-- START OF Record excerpts --

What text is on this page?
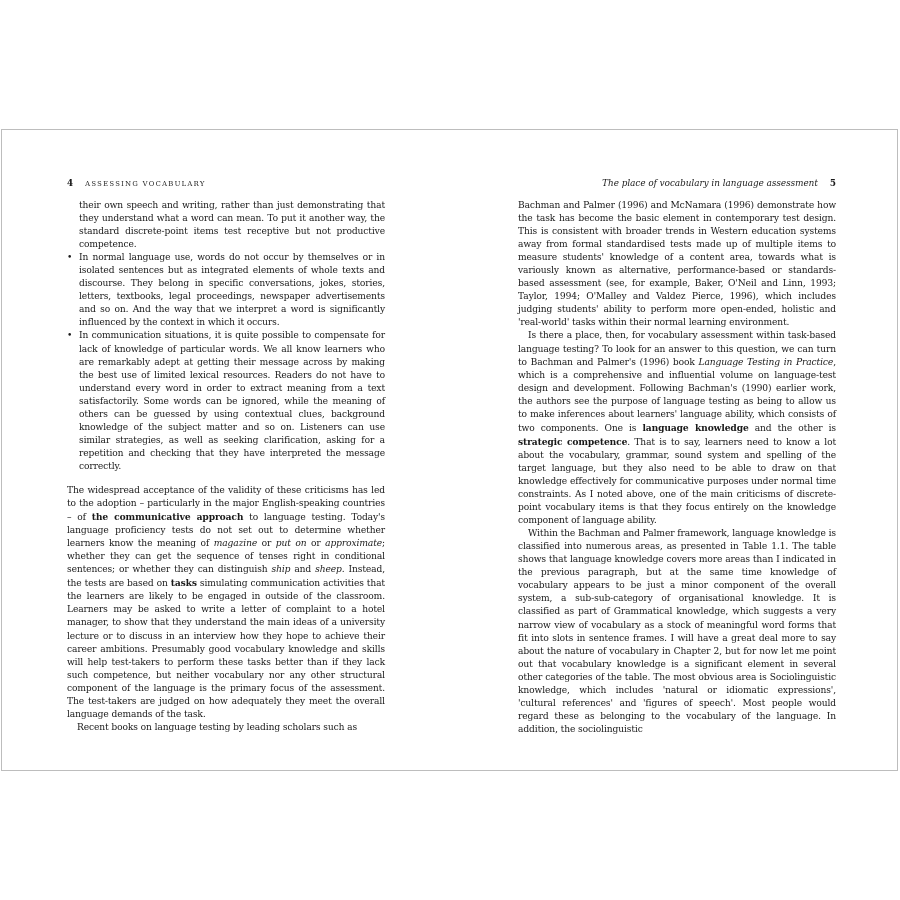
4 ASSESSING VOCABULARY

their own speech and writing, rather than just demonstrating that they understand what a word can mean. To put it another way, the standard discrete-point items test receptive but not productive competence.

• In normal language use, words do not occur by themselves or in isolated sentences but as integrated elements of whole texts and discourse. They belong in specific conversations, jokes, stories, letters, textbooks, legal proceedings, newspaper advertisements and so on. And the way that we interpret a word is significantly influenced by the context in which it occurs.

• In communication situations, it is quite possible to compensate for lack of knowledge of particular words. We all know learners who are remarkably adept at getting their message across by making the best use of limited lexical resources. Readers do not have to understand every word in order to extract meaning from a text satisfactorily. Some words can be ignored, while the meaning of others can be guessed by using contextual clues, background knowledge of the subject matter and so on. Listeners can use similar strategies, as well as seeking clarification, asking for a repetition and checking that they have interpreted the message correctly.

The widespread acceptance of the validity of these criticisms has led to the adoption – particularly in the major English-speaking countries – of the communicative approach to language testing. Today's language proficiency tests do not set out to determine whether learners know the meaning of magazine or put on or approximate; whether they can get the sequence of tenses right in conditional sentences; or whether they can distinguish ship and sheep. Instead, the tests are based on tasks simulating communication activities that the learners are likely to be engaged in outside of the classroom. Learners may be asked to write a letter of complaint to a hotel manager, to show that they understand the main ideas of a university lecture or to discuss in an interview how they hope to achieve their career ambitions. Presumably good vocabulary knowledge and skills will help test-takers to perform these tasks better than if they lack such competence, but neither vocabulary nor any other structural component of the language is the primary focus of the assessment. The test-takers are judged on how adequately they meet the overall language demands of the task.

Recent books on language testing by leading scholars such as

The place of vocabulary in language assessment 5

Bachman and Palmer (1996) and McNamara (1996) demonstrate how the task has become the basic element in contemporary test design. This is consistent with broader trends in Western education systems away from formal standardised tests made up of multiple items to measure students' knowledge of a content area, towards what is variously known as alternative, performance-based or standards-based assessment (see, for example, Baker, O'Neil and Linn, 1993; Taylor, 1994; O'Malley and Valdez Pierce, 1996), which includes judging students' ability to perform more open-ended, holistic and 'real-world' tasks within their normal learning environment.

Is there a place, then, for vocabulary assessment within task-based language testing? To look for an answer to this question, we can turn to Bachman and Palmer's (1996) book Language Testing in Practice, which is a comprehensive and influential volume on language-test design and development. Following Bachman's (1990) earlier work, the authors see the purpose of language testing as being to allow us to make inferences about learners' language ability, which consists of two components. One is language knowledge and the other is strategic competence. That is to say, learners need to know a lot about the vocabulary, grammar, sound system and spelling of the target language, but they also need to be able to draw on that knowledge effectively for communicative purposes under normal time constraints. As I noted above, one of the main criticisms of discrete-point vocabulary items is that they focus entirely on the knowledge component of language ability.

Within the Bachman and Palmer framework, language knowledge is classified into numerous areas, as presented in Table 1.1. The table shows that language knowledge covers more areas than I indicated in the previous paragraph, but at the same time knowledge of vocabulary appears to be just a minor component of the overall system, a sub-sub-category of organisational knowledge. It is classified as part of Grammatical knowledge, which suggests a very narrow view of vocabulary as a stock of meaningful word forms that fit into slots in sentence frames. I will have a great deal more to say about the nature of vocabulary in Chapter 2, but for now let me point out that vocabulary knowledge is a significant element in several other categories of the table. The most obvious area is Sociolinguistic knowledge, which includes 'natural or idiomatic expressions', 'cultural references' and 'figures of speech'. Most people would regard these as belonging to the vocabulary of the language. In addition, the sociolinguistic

-- END OF Record excerpts --

Make an exact copy of every entry above, minus the images.

- **Response to the task**:
What text is on this page?
4 ASSESSING VOCABULARY

their own speech and writing, rather than just demonstrating that they understand what a word can mean. To put it another way, the standard discrete-point items test receptive but not productive competence.

• In normal language use, words do not occur by themselves or in isolated sentences but as integrated elements of whole texts and discourse. They belong in specific conversations, jokes, stories, letters, textbooks, legal proceedings, newspaper advertisements and so on. And the way that we interpret a word is significantly influenced by the context in which it occurs.

• In communication situations, it is quite possible to compensate for lack of knowledge of particular words. We all know learners who are remarkably adept at getting their message across by making the best use of limited lexical resources. Readers do not have to understand every word in order to extract meaning from a text satisfactorily. Some words can be ignored, while the meaning of others can be guessed by using contextual clues, background knowledge of the subject matter and so on. Listeners can use similar strategies, as well as seeking clarification, asking for a repetition and checking that they have interpreted the message correctly.

The widespread acceptance of the validity of these criticisms has led to the adoption – particularly in the major English-speaking countries – of the communicative approach to language testing. Today's language proficiency tests do not set out to determine whether learners know the meaning of magazine or put on or approximate; whether they can get the sequence of tenses right in conditional sentences; or whether they can distinguish ship and sheep. Instead, the tests are based on tasks simulating communication activities that the learners are likely to be engaged in outside of the classroom. Learners may be asked to write a letter of complaint to a hotel manager, to show that they understand the main ideas of a university lecture or to discuss in an interview how they hope to achieve their career ambitions. Presumably good vocabulary knowledge and skills will help test-takers to perform these tasks better than if they lack such competence, but neither vocabulary nor any other structural component of the language is the primary focus of the assessment. The test-takers are judged on how adequately they meet the overall language demands of the task.

Recent books on language testing by leading scholars such as

The place of vocabulary in language assessment 5

Bachman and Palmer (1996) and McNamara (1996) demonstrate how the task has become the basic element in contemporary test design. This is consistent with broader trends in Western education systems away from formal standardised tests made up of multiple items to measure students' knowledge of a content area, towards what is variously known as alternative, performance-based or standards-based assessment (see, for example, Baker, O'Neil and Linn, 1993; Taylor, 1994; O'Malley and Valdez Pierce, 1996), which includes judging students' ability to perform more open-ended, holistic and 'real-world' tasks within their normal learning environment.

Is there a place, then, for vocabulary assessment within task-based language testing? To look for an answer to this question, we can turn to Bachman and Palmer's (1996) book Language Testing in Practice, which is a comprehensive and influential volume on language-test design and development. Following Bachman's (1990) earlier work, the authors see the purpose of language testing as being to allow us to make inferences about learners' language ability, which consists of two components. One is language knowledge and the other is strategic competence. That is to say, learners need to know a lot about the vocabulary, grammar, sound system and spelling of the target language, but they also need to be able to draw on that knowledge effectively for communicative purposes under normal time constraints. As I noted above, one of the main criticisms of discrete-point vocabulary items is that they focus entirely on the knowledge component of language ability.

Within the Bachman and Palmer framework, language knowledge is classified into numerous areas, as presented in Table 1.1. The table shows that language knowledge covers more areas than I indicated in the previous paragraph, but at the same time knowledge of vocabulary appears to be just a minor component of the overall system, a sub-sub-category of organisational knowledge. It is classified as part of Grammatical knowledge, which suggests a very narrow view of vocabulary as a stock of meaningful word forms that fit into slots in sentence frames. I will have a great deal more to say about the nature of vocabulary in Chapter 2, but for now let me point out that vocabulary knowledge is a significant element in several other categories of the table. The most obvious area is Sociolinguistic knowledge, which includes 'natural or idiomatic expressions', 'cultural references' and 'figures of speech'. Most people would regard these as belonging to the vocabulary of the language. In addition, the sociolinguistic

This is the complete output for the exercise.